* Start RECORDS TO USE *

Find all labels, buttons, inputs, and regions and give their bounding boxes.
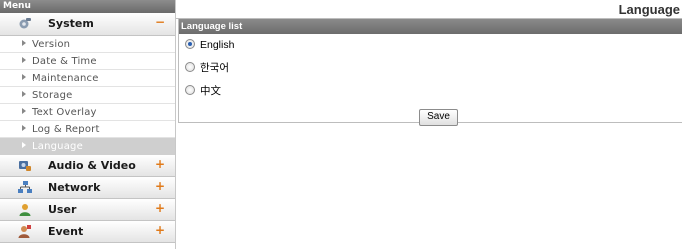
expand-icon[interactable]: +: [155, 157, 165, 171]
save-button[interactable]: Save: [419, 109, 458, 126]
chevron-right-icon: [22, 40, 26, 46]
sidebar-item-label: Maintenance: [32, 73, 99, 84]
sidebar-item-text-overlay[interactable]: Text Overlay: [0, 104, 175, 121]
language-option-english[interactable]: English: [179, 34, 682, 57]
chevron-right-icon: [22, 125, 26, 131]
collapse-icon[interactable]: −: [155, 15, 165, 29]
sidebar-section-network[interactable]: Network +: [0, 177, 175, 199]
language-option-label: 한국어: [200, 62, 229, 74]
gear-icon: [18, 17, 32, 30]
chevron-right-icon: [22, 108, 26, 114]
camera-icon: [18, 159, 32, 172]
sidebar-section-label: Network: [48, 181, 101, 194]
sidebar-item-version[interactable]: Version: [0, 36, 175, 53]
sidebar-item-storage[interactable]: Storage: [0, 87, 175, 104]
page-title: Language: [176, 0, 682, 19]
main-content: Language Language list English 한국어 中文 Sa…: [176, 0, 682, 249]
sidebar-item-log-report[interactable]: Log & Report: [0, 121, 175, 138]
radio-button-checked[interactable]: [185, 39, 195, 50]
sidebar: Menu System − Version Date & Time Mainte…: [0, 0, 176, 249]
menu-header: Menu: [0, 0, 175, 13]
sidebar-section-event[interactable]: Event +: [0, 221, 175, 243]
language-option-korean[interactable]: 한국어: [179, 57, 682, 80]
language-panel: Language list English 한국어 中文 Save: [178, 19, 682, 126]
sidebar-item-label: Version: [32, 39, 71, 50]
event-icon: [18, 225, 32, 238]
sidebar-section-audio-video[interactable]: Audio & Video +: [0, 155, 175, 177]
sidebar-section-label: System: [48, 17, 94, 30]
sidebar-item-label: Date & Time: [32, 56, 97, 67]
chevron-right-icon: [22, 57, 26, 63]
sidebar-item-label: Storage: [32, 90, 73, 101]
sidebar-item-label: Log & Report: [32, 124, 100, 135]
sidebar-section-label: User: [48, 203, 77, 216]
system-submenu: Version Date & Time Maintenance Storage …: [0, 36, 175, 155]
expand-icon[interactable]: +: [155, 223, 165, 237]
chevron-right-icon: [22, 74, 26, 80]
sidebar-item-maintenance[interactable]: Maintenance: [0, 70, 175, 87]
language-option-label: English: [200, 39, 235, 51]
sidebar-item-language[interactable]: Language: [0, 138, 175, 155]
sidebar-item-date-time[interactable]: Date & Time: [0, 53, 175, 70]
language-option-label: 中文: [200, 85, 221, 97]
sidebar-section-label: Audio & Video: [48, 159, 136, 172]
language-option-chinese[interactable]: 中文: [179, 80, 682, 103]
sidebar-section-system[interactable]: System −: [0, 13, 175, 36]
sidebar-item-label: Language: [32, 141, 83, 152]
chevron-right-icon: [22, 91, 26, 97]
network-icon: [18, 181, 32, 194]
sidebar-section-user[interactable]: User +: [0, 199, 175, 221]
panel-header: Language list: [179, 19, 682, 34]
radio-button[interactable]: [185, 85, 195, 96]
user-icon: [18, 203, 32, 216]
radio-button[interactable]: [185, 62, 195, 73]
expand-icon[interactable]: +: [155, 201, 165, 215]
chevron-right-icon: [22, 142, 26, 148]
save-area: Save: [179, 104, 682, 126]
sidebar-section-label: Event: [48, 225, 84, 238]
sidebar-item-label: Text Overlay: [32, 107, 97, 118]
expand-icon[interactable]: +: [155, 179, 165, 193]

* End RECORDS TO USE *
* Start RECORDS TO USE *

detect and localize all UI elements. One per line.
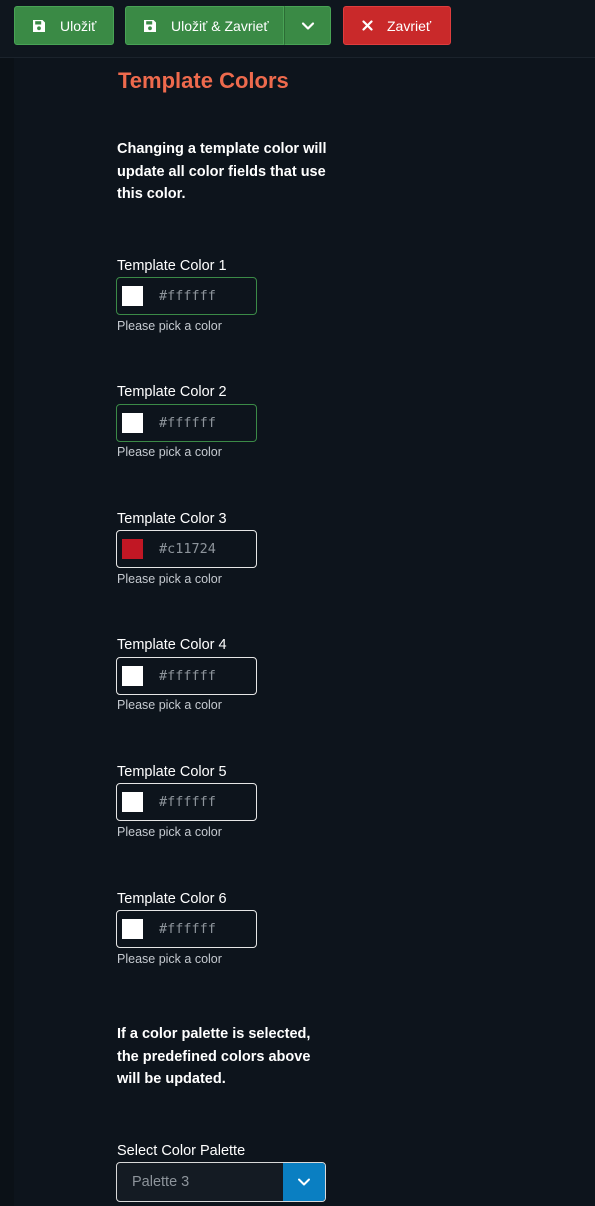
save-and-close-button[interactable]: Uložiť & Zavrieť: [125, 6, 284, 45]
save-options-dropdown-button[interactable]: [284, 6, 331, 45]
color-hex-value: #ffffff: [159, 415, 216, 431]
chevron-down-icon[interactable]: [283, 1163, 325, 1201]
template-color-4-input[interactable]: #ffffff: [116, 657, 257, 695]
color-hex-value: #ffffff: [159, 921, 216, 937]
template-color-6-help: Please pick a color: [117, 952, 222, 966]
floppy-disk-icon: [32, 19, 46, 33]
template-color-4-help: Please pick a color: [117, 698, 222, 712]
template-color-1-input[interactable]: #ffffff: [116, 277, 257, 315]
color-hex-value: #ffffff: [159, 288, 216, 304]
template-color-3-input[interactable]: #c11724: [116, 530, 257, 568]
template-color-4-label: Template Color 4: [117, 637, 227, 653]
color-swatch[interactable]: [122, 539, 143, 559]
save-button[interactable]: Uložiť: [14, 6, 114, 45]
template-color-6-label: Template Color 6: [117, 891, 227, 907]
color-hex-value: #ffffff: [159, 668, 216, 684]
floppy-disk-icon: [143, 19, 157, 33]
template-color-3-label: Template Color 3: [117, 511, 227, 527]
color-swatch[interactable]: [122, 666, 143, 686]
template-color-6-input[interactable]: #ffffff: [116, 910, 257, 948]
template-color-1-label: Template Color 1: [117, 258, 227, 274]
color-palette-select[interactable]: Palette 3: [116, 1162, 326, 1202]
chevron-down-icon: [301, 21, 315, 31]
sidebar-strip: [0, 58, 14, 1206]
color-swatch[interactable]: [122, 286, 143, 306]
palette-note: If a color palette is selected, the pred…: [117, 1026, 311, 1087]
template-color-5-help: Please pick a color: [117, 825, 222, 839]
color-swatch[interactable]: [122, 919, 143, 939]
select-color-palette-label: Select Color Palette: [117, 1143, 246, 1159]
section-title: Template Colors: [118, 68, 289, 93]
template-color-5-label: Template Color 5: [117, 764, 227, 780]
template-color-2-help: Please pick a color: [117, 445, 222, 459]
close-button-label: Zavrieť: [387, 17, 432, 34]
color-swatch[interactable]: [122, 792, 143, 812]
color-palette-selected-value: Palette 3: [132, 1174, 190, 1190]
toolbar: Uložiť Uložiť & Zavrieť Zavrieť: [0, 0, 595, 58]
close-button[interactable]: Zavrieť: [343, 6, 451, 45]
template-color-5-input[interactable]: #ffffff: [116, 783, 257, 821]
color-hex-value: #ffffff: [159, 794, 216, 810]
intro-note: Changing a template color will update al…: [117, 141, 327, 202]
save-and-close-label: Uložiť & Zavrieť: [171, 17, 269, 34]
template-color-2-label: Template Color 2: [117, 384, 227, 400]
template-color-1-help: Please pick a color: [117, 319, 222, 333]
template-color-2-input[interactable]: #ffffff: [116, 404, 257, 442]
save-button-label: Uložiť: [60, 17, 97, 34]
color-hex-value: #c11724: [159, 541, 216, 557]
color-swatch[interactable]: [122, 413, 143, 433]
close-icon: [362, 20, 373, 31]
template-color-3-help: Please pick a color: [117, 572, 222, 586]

* End RECORDS TO USE *
* Start RECORDS TO USE *

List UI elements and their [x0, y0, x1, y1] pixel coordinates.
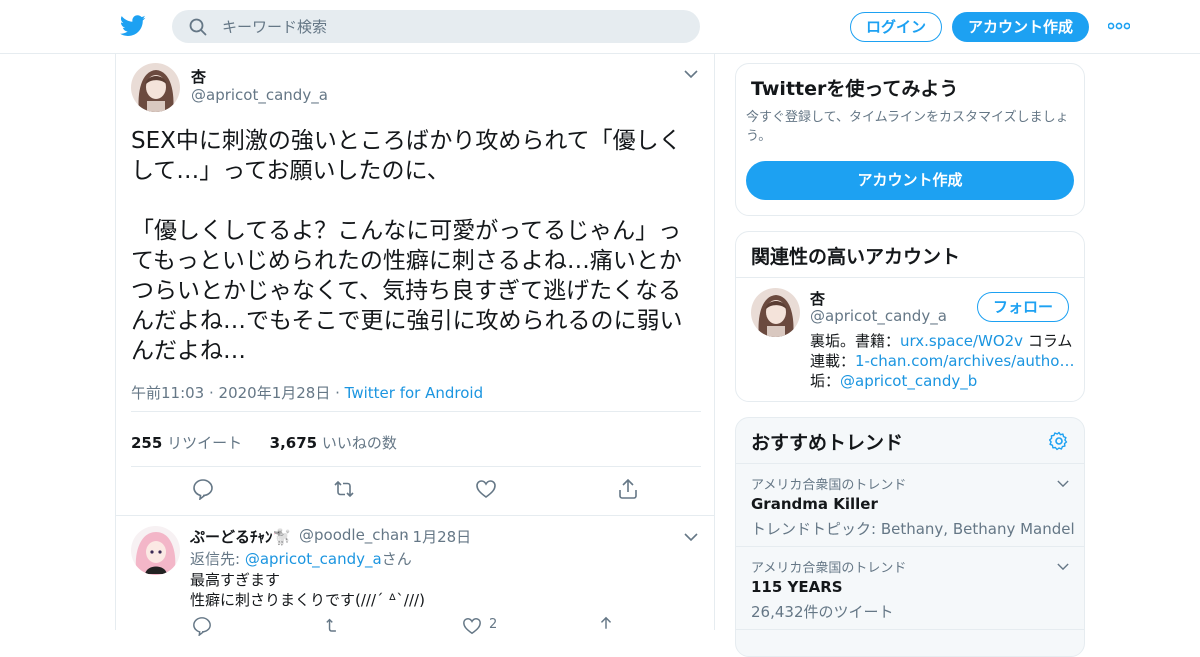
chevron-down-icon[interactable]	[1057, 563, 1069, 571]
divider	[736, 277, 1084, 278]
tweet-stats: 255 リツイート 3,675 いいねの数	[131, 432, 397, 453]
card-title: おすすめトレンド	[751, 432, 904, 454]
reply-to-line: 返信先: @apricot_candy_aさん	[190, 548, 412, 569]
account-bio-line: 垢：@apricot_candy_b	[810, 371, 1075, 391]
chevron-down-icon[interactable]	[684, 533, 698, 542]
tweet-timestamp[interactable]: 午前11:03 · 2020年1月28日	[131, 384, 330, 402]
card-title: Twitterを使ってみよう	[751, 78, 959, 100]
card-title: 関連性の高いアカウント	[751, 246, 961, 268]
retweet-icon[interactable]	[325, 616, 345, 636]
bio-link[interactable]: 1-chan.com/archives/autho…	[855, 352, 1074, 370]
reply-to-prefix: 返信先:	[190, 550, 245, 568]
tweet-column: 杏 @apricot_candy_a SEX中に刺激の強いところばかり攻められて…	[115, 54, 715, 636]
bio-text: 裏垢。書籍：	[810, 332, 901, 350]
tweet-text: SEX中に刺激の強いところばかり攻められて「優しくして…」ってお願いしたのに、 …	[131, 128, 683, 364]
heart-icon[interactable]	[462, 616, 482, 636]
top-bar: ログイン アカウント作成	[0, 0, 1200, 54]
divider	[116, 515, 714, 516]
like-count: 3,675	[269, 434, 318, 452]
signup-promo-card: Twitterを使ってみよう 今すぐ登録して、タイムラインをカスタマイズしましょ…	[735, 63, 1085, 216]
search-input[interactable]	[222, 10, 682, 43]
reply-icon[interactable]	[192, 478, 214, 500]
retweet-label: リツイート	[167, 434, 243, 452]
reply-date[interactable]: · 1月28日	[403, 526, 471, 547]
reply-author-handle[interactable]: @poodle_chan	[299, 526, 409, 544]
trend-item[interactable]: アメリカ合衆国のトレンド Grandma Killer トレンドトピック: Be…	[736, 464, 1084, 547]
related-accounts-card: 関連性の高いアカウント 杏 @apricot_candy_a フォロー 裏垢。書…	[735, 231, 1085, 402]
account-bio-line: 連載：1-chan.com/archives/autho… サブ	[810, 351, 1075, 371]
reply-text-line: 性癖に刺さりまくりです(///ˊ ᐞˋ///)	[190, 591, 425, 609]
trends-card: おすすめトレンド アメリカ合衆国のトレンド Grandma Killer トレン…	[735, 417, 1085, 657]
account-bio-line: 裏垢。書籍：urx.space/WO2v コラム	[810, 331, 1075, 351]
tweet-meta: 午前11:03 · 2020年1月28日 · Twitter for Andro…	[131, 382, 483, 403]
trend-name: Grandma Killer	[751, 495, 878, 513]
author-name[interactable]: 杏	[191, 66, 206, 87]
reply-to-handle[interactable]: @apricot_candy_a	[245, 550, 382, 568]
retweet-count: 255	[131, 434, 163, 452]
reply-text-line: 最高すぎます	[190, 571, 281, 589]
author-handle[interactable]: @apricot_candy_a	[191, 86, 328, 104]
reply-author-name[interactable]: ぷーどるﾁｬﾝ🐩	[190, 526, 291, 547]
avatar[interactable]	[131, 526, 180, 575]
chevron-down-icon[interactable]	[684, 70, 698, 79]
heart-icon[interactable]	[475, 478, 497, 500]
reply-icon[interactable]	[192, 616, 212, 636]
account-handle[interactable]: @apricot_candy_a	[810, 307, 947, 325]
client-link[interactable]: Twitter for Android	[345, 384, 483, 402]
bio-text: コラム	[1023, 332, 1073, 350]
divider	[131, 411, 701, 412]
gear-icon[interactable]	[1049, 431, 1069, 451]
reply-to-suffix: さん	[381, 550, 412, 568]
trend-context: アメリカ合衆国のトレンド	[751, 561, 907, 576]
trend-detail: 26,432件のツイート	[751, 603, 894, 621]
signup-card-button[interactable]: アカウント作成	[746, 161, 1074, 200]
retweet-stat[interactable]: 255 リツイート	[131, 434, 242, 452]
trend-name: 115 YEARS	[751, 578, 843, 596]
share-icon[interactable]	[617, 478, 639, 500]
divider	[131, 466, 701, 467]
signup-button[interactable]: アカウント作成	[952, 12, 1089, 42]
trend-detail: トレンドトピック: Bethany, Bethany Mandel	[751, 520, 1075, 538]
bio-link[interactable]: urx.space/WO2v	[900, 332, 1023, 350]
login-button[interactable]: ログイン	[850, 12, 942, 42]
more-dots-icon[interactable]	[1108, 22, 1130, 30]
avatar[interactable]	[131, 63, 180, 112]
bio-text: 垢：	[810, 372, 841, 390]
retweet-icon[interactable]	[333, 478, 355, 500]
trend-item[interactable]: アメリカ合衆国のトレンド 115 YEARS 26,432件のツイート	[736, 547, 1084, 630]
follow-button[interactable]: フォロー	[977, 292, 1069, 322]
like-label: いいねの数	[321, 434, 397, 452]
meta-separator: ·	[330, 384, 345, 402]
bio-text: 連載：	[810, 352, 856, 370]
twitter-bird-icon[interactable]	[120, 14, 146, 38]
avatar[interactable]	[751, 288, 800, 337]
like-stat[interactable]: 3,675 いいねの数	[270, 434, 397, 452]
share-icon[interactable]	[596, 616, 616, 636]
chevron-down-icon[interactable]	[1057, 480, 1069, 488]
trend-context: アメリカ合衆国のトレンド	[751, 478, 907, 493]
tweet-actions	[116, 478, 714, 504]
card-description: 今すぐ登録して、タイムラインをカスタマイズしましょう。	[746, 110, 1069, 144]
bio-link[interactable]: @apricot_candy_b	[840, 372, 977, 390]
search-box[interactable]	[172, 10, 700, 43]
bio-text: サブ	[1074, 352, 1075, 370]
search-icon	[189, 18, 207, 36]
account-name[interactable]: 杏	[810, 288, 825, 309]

* End RECORDS TO USE *

**OBJECTIVE:**
Output, as a JSON list of strings with one string per line and blank lines omitted, the lines starting at the one that contains "563, 1069, 571]" and ending at the one that contains "tweet-meta: 午前11:03 ·", with both of those lines included.

**FULL ANSWER:**
[
  "chevron-down-icon[interactable]\t[1057, 563, 1069, 571]",
  "divider\t[736, 277, 1084, 278]",
  "tweet-stats: 255 リツイート 3,675 いいねの数\t[131, 432, 397, 453]",
  "card-title: おすすめトレンド\t[751, 432, 904, 454]",
  "reply-to-line: 返信先: @apricot_candy_aさん\t[190, 548, 412, 569]",
  "account-bio-line: 垢：@apricot_candy_b\t[810, 371, 1075, 391]",
  "chevron-down-icon[interactable]\t[684, 533, 698, 542]",
  "tweet-timestamp[interactable]: 午前11:03 · 2020年1月28日\t[131, 384, 330, 402]",
  "card-title: Twitterを使ってみよう\t[751, 78, 959, 100]",
  "card-title: 関連性の高いアカウント\t[751, 246, 961, 268]",
  "retweet-icon[interactable]\t[325, 616, 345, 636]",
  "bio-link[interactable]: 1-chan.com/archives/autho…\t[855, 352, 1074, 370]",
  "reply-to-prefix: 返信先:\t[190, 550, 245, 568]",
  "tweet-column: 杏 @apricot_candy_a SEX中に刺激の強いところばかり攻められて…\t[115, 54, 715, 636]",
  "bio-text: 裏垢。書籍：\t[810, 332, 901, 350]",
  "tweet-text: SEX中に刺激の強いところばかり攻められて「優しくして…」ってお願いしたのに、 …\t[131, 128, 683, 364]",
  "heart-icon[interactable]\t[462, 616, 482, 636]",
  "top-bar: ログイン アカウント作成\t[0, 0, 1200, 54]",
  "divider\t[116, 515, 714, 516]",
  "like-count: 3,675\t[269, 434, 318, 452]",
  "signup-promo-card: Twitterを使ってみよう 今すぐ登録して、タイムラインをカスタマイズしましょ…\t[735, 63, 1085, 216]",
  "search-input[interactable]\t[222, 10, 682, 43]",
  "reply-icon[interactable]\t[192, 478, 214, 500]",
  "retweet-label: リツイート\t[167, 434, 243, 452]",
  "reply-date[interactable]: · 1月28日\t[403, 526, 471, 547]",
  "reply-author-handle[interactable]: @poodle_chan\t[299, 526, 409, 544]",
  "trend-item[interactable]: アメリカ合衆国のトレンド Grandma Killer トレンドトピック: Be…\t[736, 464, 1084, 547]",
  "related-accounts-card: 関連性の高いアカウント 杏 @apricot_candy_a フォロー 裏垢。書…\t[735, 231, 1085, 402]",
  "account-bio-line: 連載：1-chan.com/archives/autho… サブ\t[810, 351, 1075, 371]",
  "reply-text-line: 性癖に刺さりまくりです(///ˊ ᐞˋ///)\t[190, 591, 425, 609]",
  "trends-card: おすすめトレンド アメリカ合衆国のトレンド Grandma Killer トレン…\t[735, 417, 1085, 657]",
  "account-bio-line: 裏垢。書籍：urx.space/WO2v コラム\t[810, 331, 1075, 351]",
  "tweet-meta: 午前11:03 · 2020年1月28日 · Twitter for Andro…\t[131, 382, 483, 403]"
]